(EXERCISE GOAL) In the entries, find all lines that hold the word "Component" and copy them.

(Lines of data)
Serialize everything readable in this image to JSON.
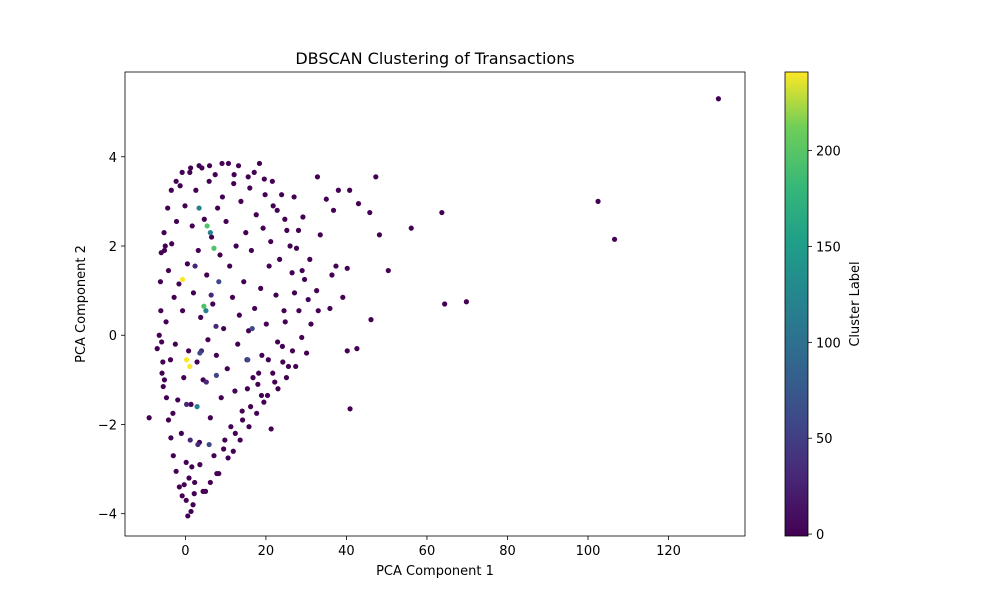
{
  "chart_data": {
    "type": "scatter",
    "title": "DBSCAN Clustering of Transactions",
    "xlabel": "PCA Component 1",
    "ylabel": "PCA Component 2",
    "xlim": [
      -15,
      139
    ],
    "ylim": [
      -4.5,
      5.9
    ],
    "xticks": [
      0,
      20,
      40,
      60,
      80,
      100,
      120
    ],
    "yticks": [
      -4,
      -2,
      0,
      2,
      4
    ],
    "grid": false,
    "colorbar": {
      "label": "Cluster Label",
      "min": -1,
      "max": 241,
      "ticks": [
        0,
        50,
        100,
        150,
        200
      ],
      "colormap": "viridis"
    },
    "colors": {
      "noise": "#440154",
      "low": "#3b528b",
      "mid": "#21918c",
      "high": "#5ec962",
      "top": "#fde725"
    },
    "series": [
      {
        "label": -1,
        "points": [
          [
            132.4,
            5.3
          ],
          [
            102.5,
            3.0
          ],
          [
            106.6,
            2.15
          ],
          [
            69.8,
            0.75
          ],
          [
            64.4,
            0.7
          ],
          [
            63.7,
            2.75
          ],
          [
            56.1,
            2.4
          ],
          [
            50.4,
            1.45
          ],
          [
            47.3,
            3.55
          ],
          [
            48.2,
            2.25
          ],
          [
            46.1,
            0.35
          ],
          [
            45.8,
            2.75
          ],
          [
            43.0,
            2.95
          ],
          [
            42.6,
            -0.3
          ],
          [
            40.2,
            -0.35
          ],
          [
            40.9,
            -1.65
          ],
          [
            40.2,
            1.5
          ],
          [
            40.8,
            3.25
          ],
          [
            38.0,
            3.25
          ],
          [
            37.4,
            1.55
          ],
          [
            39.1,
            0.85
          ],
          [
            36.4,
            1.35
          ],
          [
            35.9,
            0.6
          ],
          [
            36.8,
            2.8
          ],
          [
            35.0,
            3.05
          ],
          [
            33.5,
            2.25
          ],
          [
            33.0,
            0.55
          ],
          [
            32.8,
            3.55
          ],
          [
            30.5,
            0.8
          ],
          [
            29.6,
            1.25
          ],
          [
            28.2,
            0.55
          ],
          [
            27.0,
            3.1
          ],
          [
            26.5,
            1.4
          ],
          [
            26.0,
            2.0
          ],
          [
            25.6,
            -0.7
          ],
          [
            25.2,
            2.35
          ],
          [
            24.8,
            0.3
          ],
          [
            24.1,
            -0.25
          ],
          [
            23.4,
            1.7
          ],
          [
            22.8,
            2.8
          ],
          [
            22.5,
            0.9
          ],
          [
            21.7,
            -0.85
          ],
          [
            21.2,
            2.1
          ],
          [
            20.8,
            1.55
          ],
          [
            20.4,
            -1.35
          ],
          [
            20.1,
            0.25
          ],
          [
            19.6,
            3.5
          ],
          [
            19.3,
            2.4
          ],
          [
            19.0,
            -0.45
          ],
          [
            18.7,
            1.05
          ],
          [
            18.4,
            3.85
          ],
          [
            18.0,
            -1.1
          ],
          [
            17.6,
            2.7
          ],
          [
            17.2,
            0.6
          ],
          [
            16.8,
            -0.95
          ],
          [
            16.4,
            1.9
          ],
          [
            16.0,
            3.3
          ],
          [
            15.7,
            0.1
          ],
          [
            15.3,
            -0.55
          ],
          [
            15.0,
            2.3
          ],
          [
            21.3,
            -2.1
          ],
          [
            14.5,
            1.2
          ],
          [
            14.1,
            -1.7
          ],
          [
            13.8,
            3.0
          ],
          [
            13.4,
            0.45
          ],
          [
            13.0,
            -0.2
          ],
          [
            12.6,
            2.0
          ],
          [
            12.3,
            -1.25
          ],
          [
            12.0,
            3.4
          ],
          [
            11.7,
            0.85
          ],
          [
            11.3,
            -2.05
          ],
          [
            11.0,
            1.55
          ],
          [
            10.7,
            3.85
          ],
          [
            10.4,
            -0.75
          ],
          [
            10.1,
            2.55
          ],
          [
            9.8,
            -2.35
          ],
          [
            9.5,
            0.15
          ],
          [
            9.2,
            3.1
          ],
          [
            8.9,
            -1.4
          ],
          [
            8.6,
            1.8
          ],
          [
            8.3,
            -3.1
          ],
          [
            8.0,
            2.85
          ],
          [
            7.7,
            -0.45
          ],
          [
            7.4,
            3.6
          ],
          [
            7.1,
            -2.7
          ],
          [
            6.8,
            0.7
          ],
          [
            6.5,
            2.2
          ],
          [
            6.2,
            -1.85
          ],
          [
            5.9,
            3.45
          ],
          [
            5.6,
            -0.1
          ],
          [
            5.3,
            1.35
          ],
          [
            5.0,
            -3.5
          ],
          [
            4.7,
            2.6
          ],
          [
            4.4,
            -1.0
          ],
          [
            4.1,
            3.75
          ],
          [
            3.8,
            0.4
          ],
          [
            3.5,
            -2.4
          ],
          [
            3.2,
            1.9
          ],
          [
            2.9,
            -0.6
          ],
          [
            2.6,
            3.25
          ],
          [
            2.3,
            -3.3
          ],
          [
            2.0,
            0.95
          ],
          [
            1.7,
            2.45
          ],
          [
            1.4,
            -1.55
          ],
          [
            1.1,
            3.65
          ],
          [
            0.8,
            -0.35
          ],
          [
            0.5,
            1.6
          ],
          [
            0.2,
            -2.85
          ],
          [
            -0.1,
            2.9
          ],
          [
            -0.4,
            -0.95
          ],
          [
            -0.7,
            0.55
          ],
          [
            -1.0,
            -2.2
          ],
          [
            -1.3,
            3.35
          ],
          [
            -1.6,
            1.15
          ],
          [
            -1.9,
            -1.45
          ],
          [
            -2.2,
            2.55
          ],
          [
            -2.5,
            -0.2
          ],
          [
            -2.8,
            0.85
          ],
          [
            -3.1,
            -1.75
          ],
          [
            -3.4,
            2.05
          ],
          [
            -3.7,
            -0.55
          ],
          [
            -4.2,
            1.45
          ],
          [
            -4.8,
            0.3
          ],
          [
            -5.2,
            1.9
          ],
          [
            -5.8,
            -0.85
          ],
          [
            -5.5,
            -1.15
          ],
          [
            -5.0,
            2.0
          ],
          [
            -6.5,
            0.0
          ],
          [
            -7.0,
            -0.3
          ],
          [
            -9.0,
            -1.85
          ],
          [
            0.6,
            -4.05
          ],
          [
            1.4,
            -3.95
          ],
          [
            0.2,
            -3.7
          ],
          [
            1.9,
            -3.8
          ],
          [
            -0.3,
            -3.35
          ],
          [
            2.2,
            -3.55
          ],
          [
            0.9,
            -3.2
          ],
          [
            1.6,
            -2.95
          ],
          [
            3.6,
            -2.9
          ],
          [
            7.8,
            -3.1
          ],
          [
            9.5,
            -2.55
          ],
          [
            12.4,
            -2.2
          ],
          [
            14.2,
            -1.9
          ],
          [
            16.2,
            -1.6
          ],
          [
            18.9,
            -1.35
          ],
          [
            22.2,
            -1.05
          ],
          [
            24.2,
            -0.6
          ],
          [
            26.6,
            -0.35
          ],
          [
            28.9,
            -0.05
          ],
          [
            31.2,
            0.25
          ],
          [
            32.6,
            1.0
          ],
          [
            29.2,
            2.65
          ],
          [
            27.6,
            1.95
          ],
          [
            23.9,
            3.15
          ],
          [
            21.6,
            3.45
          ],
          [
            17.1,
            3.65
          ],
          [
            13.2,
            3.8
          ],
          [
            9.1,
            3.85
          ],
          [
            6.0,
            3.8
          ],
          [
            3.4,
            3.8
          ],
          [
            1.3,
            3.75
          ],
          [
            -0.8,
            3.65
          ],
          [
            -2.3,
            3.45
          ],
          [
            -3.5,
            3.25
          ],
          [
            -4.4,
            2.85
          ],
          [
            -5.3,
            2.3
          ],
          [
            -6.0,
            1.85
          ],
          [
            -6.2,
            1.2
          ],
          [
            -6.1,
            0.55
          ],
          [
            -5.9,
            -0.15
          ],
          [
            -5.6,
            -0.6
          ],
          [
            -5.2,
            -1.0
          ],
          [
            -4.7,
            -1.4
          ],
          [
            -4.2,
            -1.9
          ],
          [
            -3.6,
            -2.3
          ],
          [
            -3.0,
            -2.7
          ],
          [
            -2.3,
            -3.05
          ],
          [
            -1.5,
            -3.4
          ],
          [
            -0.8,
            -3.6
          ],
          [
            4.4,
            -3.5
          ],
          [
            6.2,
            -3.3
          ],
          [
            10.6,
            -2.75
          ],
          [
            11.9,
            -2.6
          ],
          [
            13.6,
            -2.35
          ],
          [
            15.8,
            -2.05
          ],
          [
            17.7,
            -1.75
          ],
          [
            19.5,
            -1.5
          ],
          [
            23.0,
            -1.2
          ],
          [
            25.1,
            -0.95
          ],
          [
            27.4,
            -0.7
          ],
          [
            30.1,
            -0.4
          ],
          [
            15.4,
            -1.2
          ],
          [
            18.2,
            -0.85
          ],
          [
            20.6,
            -0.55
          ],
          [
            22.9,
            -0.15
          ],
          [
            24.5,
            0.55
          ],
          [
            27.1,
            0.95
          ],
          [
            29.0,
            1.45
          ],
          [
            30.9,
            1.7
          ],
          [
            28.1,
            2.35
          ],
          [
            24.7,
            2.6
          ],
          [
            21.8,
            2.9
          ],
          [
            19.8,
            3.15
          ],
          [
            15.6,
            3.55
          ],
          [
            12.1,
            3.6
          ]
        ]
      },
      {
        "label": 30,
        "points": [
          [
            3.1,
            -2.45
          ],
          [
            5.2,
            -1.05
          ],
          [
            2.4,
            1.55
          ],
          [
            6.4,
            0.9
          ],
          [
            1.2,
            -2.35
          ],
          [
            4.0,
            -0.35
          ],
          [
            7.6,
            0.2
          ],
          [
            0.3,
            -1.55
          ]
        ]
      },
      {
        "label": 60,
        "points": [
          [
            5.9,
            -2.45
          ],
          [
            7.7,
            -0.9
          ],
          [
            15.5,
            -0.55
          ],
          [
            16.6,
            0.15
          ],
          [
            3.6,
            -0.4
          ],
          [
            8.3,
            1.2
          ]
        ]
      },
      {
        "label": 120,
        "points": [
          [
            6.2,
            2.3
          ],
          [
            5.1,
            0.55
          ],
          [
            3.4,
            2.85
          ],
          [
            2.9,
            -1.6
          ]
        ]
      },
      {
        "label": 195,
        "points": [
          [
            4.6,
            0.65
          ],
          [
            7.1,
            1.95
          ],
          [
            5.4,
            2.45
          ]
        ]
      },
      {
        "label": 240,
        "points": [
          [
            -0.7,
            1.25
          ],
          [
            0.3,
            -0.55
          ],
          [
            1.1,
            -0.7
          ]
        ]
      }
    ]
  }
}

(CORRECT OUTPUT)
    "xlabel": "PCA Component 1",
    "ylabel": "PCA Component 2",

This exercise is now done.